Marketing often feels like an outsider in the C-suite of most organizations. Less than 5% of the CMOs and marketing leaders interviewed last year for the book said that their role enjoyed “status” among leadership or felt like they were part of the inner circle. The vast majority indicated that they were constantly having to prove their worth or value.
One of the big reasons for this is that marketers tend to have an optimistic outlook that clashes with the disposition of the leadership. This isn’t the sole reason marketers feel out of place on their leadership teams (other examples cited by CEOs were not understanding marketing, use of marketing jargon, and lack of alignment to business goals). But marketing’s sunny disposition is causing some discord with their colleagues.
Marketers Are Optimists
We make our career choices and stay in a career because of philosophy and outlook. While people may try marketing and move on, those who stay and thrive in the profession are optimists. The discipline of marketing requires those acolytes to think of a bright future where their programs lead customers joyously to the product. The role requires an outlook toward a better future. Every activity is meant to be a catalyst for the customer. This doesn’t mean that marketers are naive or lacking in business acumen, but they lean toward best-case scenarios. There aren’t too many gloomy, Eeyore-like pessimists in the marketing ranks. Marketers are great at parties but insufferable on long road trips.
Optimism Is a Luxury in the C-Suite
The rest of the leadership typically has a pessimistic attitude. They can’t afford to focus on the absolute best-case scenario. These leaders can be charismatic and upbeat, and they can inspire greatness, but they are all planning for worst-case scenarios. CEOs, CFOs, and CIOs are exceptionally focused on what-if scenarios where things go horribly wrong. Their organizations are counting on them for direction, money, and security. The pressure of those expectations alone leads them toward worst-case planning.
If we go back to the idea that your outlook decides your role, these leaders tend to be risk analyzers. They assess risk and look to minimize risk at every turn. It is challenging to be optimistic by nature and to look at risk mitigation at the same time.
Sales teams are especially optimistic in their forecasting, but sales leaders have been burned with optimistic forecasts and tend to be more measured in their outlook. The other major disciplines in an organization (operations, engineering, etc.) all tend to plan for and approach realistic plans with a good dose of worst-case analysis built in. But none of those roles have anywhere close to the level of optimism that marketing has.
Tensions in the Ranks
Marketing’s sunny side has a natural tension with the rest of leadership. The other departments are planning for their possible futures and looking to mitigate risk at every turn. They will make bold moves, but it is with a clear eye on the risks associated with those moves. Most marketers’ exuberance and excitement overshadow any risk mitigation they perform and result in discussions around the possibilities, the upside of marketing.

Dataset:

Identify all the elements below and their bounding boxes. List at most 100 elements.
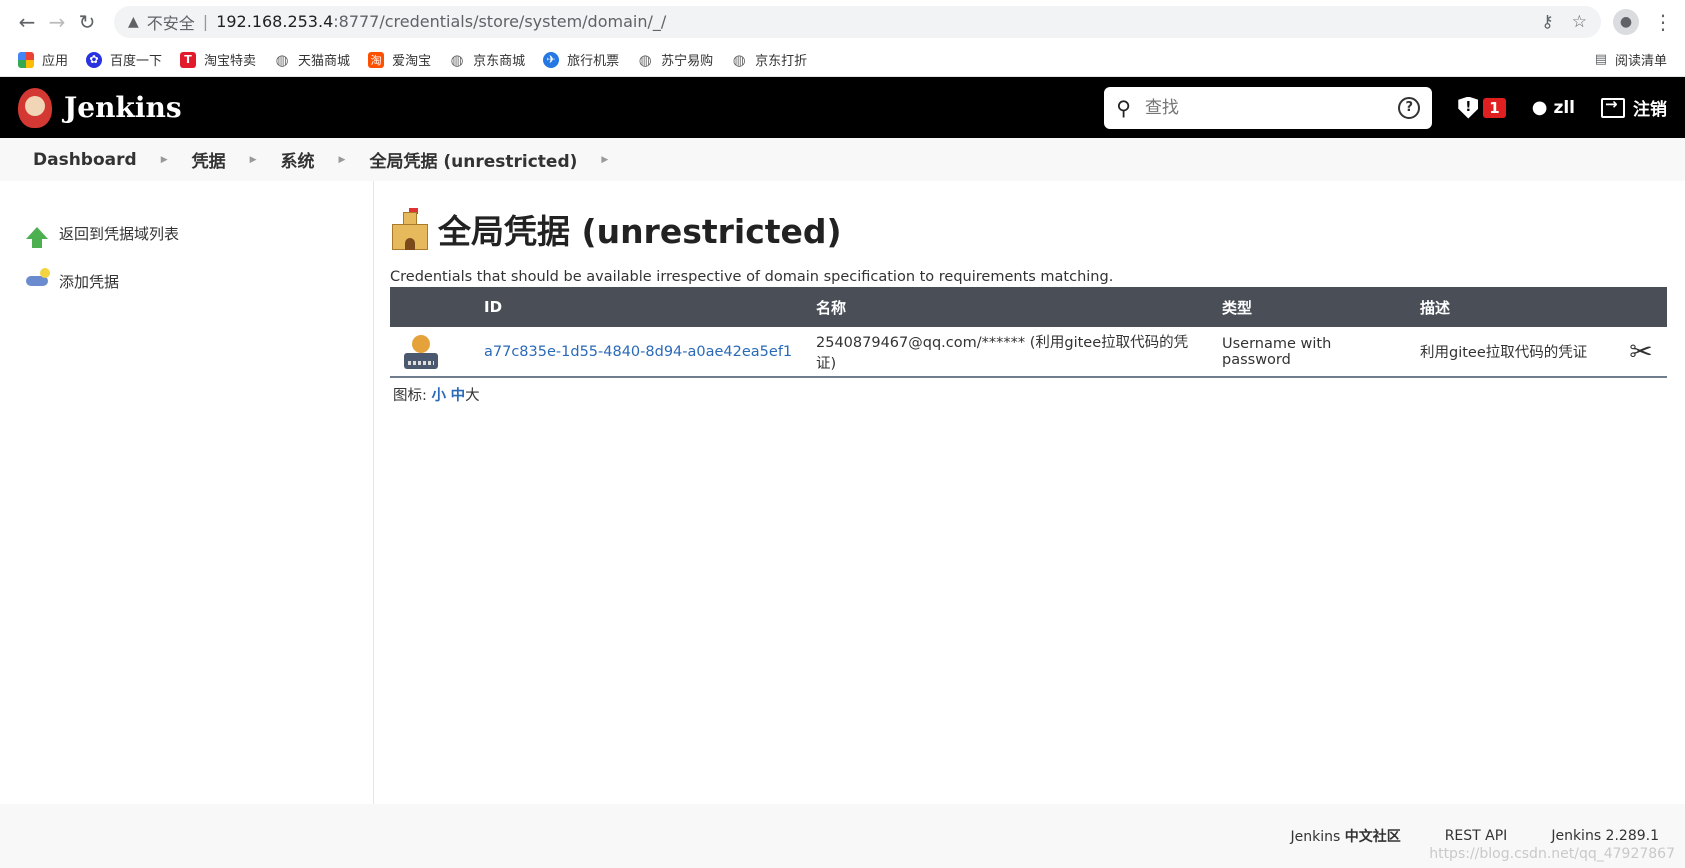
breadcrumb-arrow-icon[interactable]: ▶ [339, 155, 346, 165]
credentials-table: ID 名称 类型 描述 a77c835e-1d55-4840-8d94-a0ae… [390, 287, 1667, 378]
bookmark-suning[interactable]: ◍ 苏宁易购 [637, 50, 714, 70]
col-icon-header [390, 287, 474, 327]
search-input[interactable] [1144, 97, 1399, 118]
globe-icon: ◍ [450, 50, 464, 69]
up-arrow-icon [25, 221, 49, 248]
shield-icon: ! [1458, 96, 1479, 119]
icon-size-selector: 图标: 小 中大 [390, 384, 1667, 405]
main-area: 返回到凭据域列表 添加凭据 全局凭据 (unrestricted) Creden… [0, 181, 1685, 805]
credential-name-cell: 2540879467@qq.com/****** (利用gitee拉取代码的凭证… [806, 327, 1212, 378]
page-description: Credentials that should be available irr… [390, 269, 1114, 285]
back-icon[interactable]: ← [12, 7, 42, 37]
credential-id-link[interactable]: a77c835e-1d55-4840-8d94-a0ae42ea5ef1 [484, 344, 792, 360]
globe-icon: ◍ [732, 50, 746, 69]
credential-description-cell: 利用gitee拉取代码的凭证 [1410, 327, 1615, 378]
key-icon [25, 268, 50, 293]
credential-id-cell: a77c835e-1d55-4840-8d94-a0ae42ea5ef1 [474, 327, 806, 378]
bookmark-label: 淘宝特卖 [204, 54, 257, 69]
breadcrumb-arrow-icon[interactable]: ▶ [250, 155, 257, 165]
icon-size-large: 大 [465, 388, 480, 404]
breadcrumb-arrow-icon[interactable]: ▶ [161, 155, 168, 165]
breadcrumb: Dashboard ▶ 凭据 ▶ 系统 ▶ 全局凭据 (unrestricted) ▶ [0, 138, 1685, 181]
col-name-header[interactable]: 名称 [806, 287, 1212, 327]
search-box: ⚲ ? [1104, 86, 1433, 129]
sidebar: 返回到凭据域列表 添加凭据 [0, 181, 374, 805]
reading-list[interactable]: ▤ 阅读清单 [1595, 50, 1667, 69]
bookmark-label: 苏宁易购 [661, 54, 714, 69]
reading-list-icon: ▤ [1594, 52, 1607, 67]
logout-icon [1601, 95, 1625, 118]
jenkins-logo[interactable]: Jenkins [18, 87, 182, 128]
travel-icon: ✈ [543, 51, 560, 68]
user-password-icon [404, 334, 438, 369]
user-name: zll [1553, 97, 1575, 118]
bookmark-jd-discount[interactable]: ◍ 京东打折 [731, 50, 808, 70]
breadcrumb-arrow-icon[interactable]: ▶ [601, 155, 608, 165]
community-link[interactable]: Jenkins 中文社区 [1246, 826, 1400, 846]
bookmark-label: 旅行机票 [567, 54, 620, 69]
col-id-header[interactable]: ID [474, 287, 806, 327]
user-icon: ● [1531, 97, 1548, 118]
icon-size-label: 图标: [393, 388, 427, 404]
password-key-icon[interactable]: ⚷ [1541, 12, 1553, 32]
sidebar-item-label: 添加凭据 [59, 272, 120, 291]
breadcrumb-credentials[interactable]: 凭据 [192, 147, 226, 172]
warning-icon: ▲ [128, 13, 139, 30]
col-description-header[interactable]: 描述 [1410, 287, 1615, 327]
credential-type-cell [390, 327, 474, 378]
jenkins-header: Jenkins ⚲ ? ! 1 ● zll 注销 [0, 77, 1685, 138]
sidebar-item-label: 返回到凭据域列表 [59, 224, 180, 243]
bookmark-apps[interactable]: 应用 [18, 50, 68, 69]
col-type-header[interactable]: 类型 [1212, 287, 1410, 327]
bookmark-taobao-sale[interactable]: T 淘宝特卖 [180, 50, 256, 69]
table-row: a77c835e-1d55-4840-8d94-a0ae42ea5ef1 254… [390, 327, 1667, 378]
menu-kebab-icon[interactable]: ⋮ [1653, 10, 1673, 34]
bookmark-aitaobao[interactable]: 淘爱淘宝 [368, 50, 431, 69]
breadcrumb-dashboard[interactable]: Dashboard [33, 150, 137, 170]
url-path: :8777/credentials/store/system/domain/_/ [333, 12, 667, 31]
profile-avatar-icon[interactable]: ● [1613, 8, 1639, 35]
configure-tools-icon[interactable]: ✂ [1615, 327, 1667, 378]
castle-icon [390, 208, 430, 250]
bookmark-tmall[interactable]: ◍ 天猫商城 [274, 50, 351, 70]
bookmark-travel[interactable]: ✈ 旅行机票 [543, 50, 619, 69]
rest-api-link[interactable]: REST API [1445, 828, 1508, 844]
bookmark-label: 京东打折 [755, 54, 808, 69]
breadcrumb-global-credentials[interactable]: 全局凭据 (unrestricted) [369, 147, 577, 172]
breadcrumb-system[interactable]: 系统 [281, 147, 315, 172]
col-action-header [1615, 287, 1667, 327]
globe-icon: ◍ [638, 50, 652, 69]
url-separator: | [202, 12, 209, 31]
bookmark-label: 百度一下 [110, 54, 163, 69]
bookmark-label: 应用 [42, 54, 69, 69]
logout-button[interactable]: 注销 [1601, 95, 1667, 120]
sidebar-item-back-to-domains[interactable]: 返回到凭据域列表 [0, 209, 373, 257]
alert-count-badge: 1 [1483, 97, 1506, 118]
insecure-label: 不安全 [146, 13, 195, 33]
version-link[interactable]: Jenkins 2.289.1 [1551, 828, 1659, 844]
forward-icon[interactable]: → [42, 7, 72, 37]
security-alerts[interactable]: ! 1 [1458, 96, 1506, 119]
bookmark-jd[interactable]: ◍ 京东商城 [449, 50, 526, 70]
help-icon[interactable]: ? [1398, 96, 1421, 119]
logout-label: 注销 [1633, 100, 1667, 120]
reading-list-label: 阅读清单 [1614, 54, 1667, 69]
table-header-row: ID 名称 类型 描述 [390, 287, 1667, 327]
page-title: 全局凭据 (unrestricted) [438, 212, 842, 251]
icon-size-small[interactable]: 小 [432, 388, 447, 404]
sidebar-item-add-credential[interactable]: 添加凭据 [0, 257, 373, 305]
title-row: 全局凭据 (unrestricted) [390, 205, 1667, 253]
user-menu[interactable]: ● zll [1532, 97, 1575, 118]
bookmark-star-icon[interactable]: ☆ [1572, 12, 1587, 32]
content: 全局凭据 (unrestricted) Credentials that sho… [374, 181, 1685, 805]
community-label: 中文社区 [1344, 829, 1401, 845]
apps-grid-icon [18, 51, 34, 68]
bookmark-label: 京东商城 [473, 54, 526, 69]
address-bar[interactable]: ▲ 不安全 | 192.168.253.4:8777/credentials/s… [114, 5, 1601, 38]
community-prefix: Jenkins [1290, 829, 1341, 845]
icon-size-medium[interactable]: 中 [451, 388, 466, 404]
bookmark-baidu[interactable]: ✿ 百度一下 [86, 50, 162, 69]
url-host: 192.168.253.4 [216, 12, 334, 31]
reload-icon[interactable]: ↻ [72, 7, 102, 37]
brand-name: Jenkins [64, 91, 182, 124]
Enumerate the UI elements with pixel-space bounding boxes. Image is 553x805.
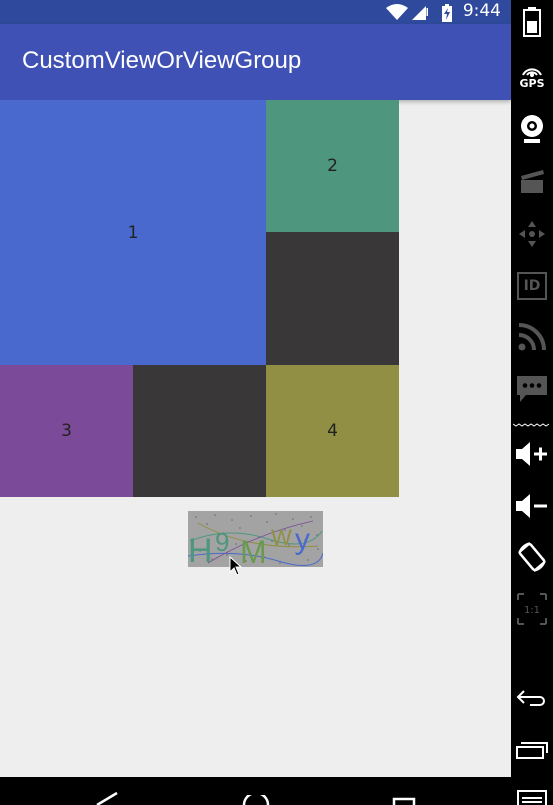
captcha-view[interactable]: H 9 M W y <box>188 511 323 567</box>
volume-up-icon <box>516 442 547 466</box>
home-nav-icon[interactable] <box>241 795 271 805</box>
cell-label-4: 4 <box>327 421 338 441</box>
overview-icon <box>516 742 548 759</box>
dpad-icon <box>519 221 545 247</box>
recents-nav-icon[interactable] <box>392 797 416 805</box>
scale-icon: 1:1 <box>517 593 547 625</box>
media-tool[interactable] <box>511 166 553 196</box>
battery-icon <box>523 7 541 37</box>
volume-down-button[interactable] <box>511 488 553 524</box>
menu-icon <box>517 790 547 805</box>
grid-cell-3[interactable]: 3 <box>0 365 133 497</box>
grid-cell-dark-top[interactable] <box>266 232 399 365</box>
grid-cell-4[interactable]: 4 <box>266 365 399 497</box>
grid-cell-1[interactable]: 1 <box>0 100 266 365</box>
app-screen: 9:44 CustomViewOrViewGroup 1 2 3 4 H 9 M… <box>0 0 511 805</box>
cell-signal-icon <box>412 6 428 20</box>
volume-down-icon <box>516 494 547 518</box>
cell-label-2: 2 <box>327 156 338 176</box>
back-arrow-icon <box>516 690 545 706</box>
menu-button[interactable] <box>511 786 553 805</box>
volume-up-button[interactable] <box>511 436 553 472</box>
gps-tool[interactable]: GPS <box>511 58 553 92</box>
rss-icon <box>518 323 546 351</box>
id-icon: ID <box>517 272 547 300</box>
svg-text:y: y <box>295 523 310 556</box>
svg-text:W: W <box>271 525 292 550</box>
camera-tool[interactable] <box>511 112 553 146</box>
dpad-tool[interactable] <box>511 218 553 250</box>
sms-icon <box>517 376 547 402</box>
rotate-button[interactable] <box>511 538 553 576</box>
svg-text:H: H <box>188 532 213 567</box>
scale-ratio-text: 1:1 <box>524 605 540 616</box>
cell-label-3: 3 <box>61 421 72 441</box>
back-nav-icon[interactable] <box>95 791 121 805</box>
webcam-icon <box>521 115 543 143</box>
separator-divider <box>513 423 550 427</box>
network-tool[interactable] <box>511 320 553 354</box>
cell-label-1: 1 <box>127 222 139 243</box>
mouse-cursor-icon <box>229 556 243 576</box>
id-label: ID <box>523 278 541 294</box>
battery-charging-icon <box>442 4 452 22</box>
scale-tool[interactable]: 1:1 <box>511 590 553 628</box>
emulator-toolbar: GPS ID 1:1 <box>511 0 553 805</box>
svg-text:M: M <box>240 534 267 567</box>
grid-cell-2[interactable]: 2 <box>266 100 399 232</box>
gps-icon <box>522 67 542 77</box>
app-bar: CustomViewOrViewGroup <box>0 24 511 100</box>
gps-label: GPS <box>519 76 545 90</box>
nav-bar <box>0 777 511 805</box>
rotate-icon <box>518 542 546 572</box>
wifi-icon <box>386 4 408 20</box>
svg-text:9: 9 <box>215 527 229 557</box>
sms-tool[interactable] <box>511 372 553 406</box>
status-time: 9:44 <box>462 1 501 21</box>
back-button[interactable] <box>511 684 553 712</box>
clapperboard-icon <box>521 170 544 193</box>
overview-button[interactable] <box>511 736 553 764</box>
toolbar-separator <box>511 422 553 428</box>
app-title: CustomViewOrViewGroup <box>22 47 302 74</box>
device-id-tool[interactable]: ID <box>511 270 553 302</box>
grid-cell-dark-bottom[interactable] <box>133 365 266 497</box>
status-bar: 9:44 <box>0 0 511 24</box>
captcha-image: H 9 M W y <box>188 513 323 567</box>
battery-tool[interactable] <box>511 4 553 40</box>
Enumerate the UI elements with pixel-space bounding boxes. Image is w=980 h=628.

Requests:
#1 In the article on marketing's place in the C-suite, which other reasons did CEOs give for marketers feeling out of place on leadership teams, apart from their optimism? List them all.
#2 Write the next part of the article on marketing's place in the C-suite, picking up after its final sentence.

Exercise results:
#1
- Not understanding marketing
- Use of marketing jargon
- Lack of alignment to business goals

#2
For leaders who are looking to mitigate risk, marketing often comes across as either not acknowledging risks or looking for ways to increase risk with their programs and activities. One team is tuned to growth, while the other is homed inon protection. This should cause some natural tension, but marketing tends to discount risk and focus on growth.
Make the Tension Healthy
Marketing can take a true leadership role in the organization and help create a healthy tension with their peers and ultimately help the company make informed decisions about their future. But marketing needs to take the lead on these activities. Since their optimistic outlook makes them a minority on the leadership team, marketing will need to find a way to work within the team dynamic.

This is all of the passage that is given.